Instructions for the task: Give a verbatim copy of the lines below, minus the pictures.
## Begin
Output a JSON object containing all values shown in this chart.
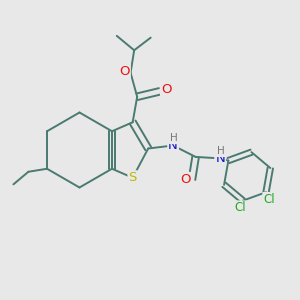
{
  "bg_color": "#e8e8e8",
  "bond_color": "#4a7a70",
  "bond_width": 1.4,
  "atom_colors": {
    "O": "#ee1111",
    "N": "#1111cc",
    "S": "#bbbb00",
    "Cl": "#22aa22",
    "H": "#777777",
    "C": "#4a7a70"
  },
  "font_size": 8.5,
  "fig_width": 3.0,
  "fig_height": 3.0,
  "dpi": 100
}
## End
Final result:
Output a JSON object containing all values shown in this chart.
{
  "bg_color": "#e8e8e8",
  "bond_color": "#4a7a70",
  "bond_width": 1.4,
  "atom_colors": {
    "O": "#ee1111",
    "N": "#1111cc",
    "S": "#bbbb00",
    "Cl": "#22aa22",
    "H": "#777777",
    "C": "#4a7a70"
  },
  "font_size": 8.5,
  "fig_width": 3.0,
  "fig_height": 3.0,
  "dpi": 100
}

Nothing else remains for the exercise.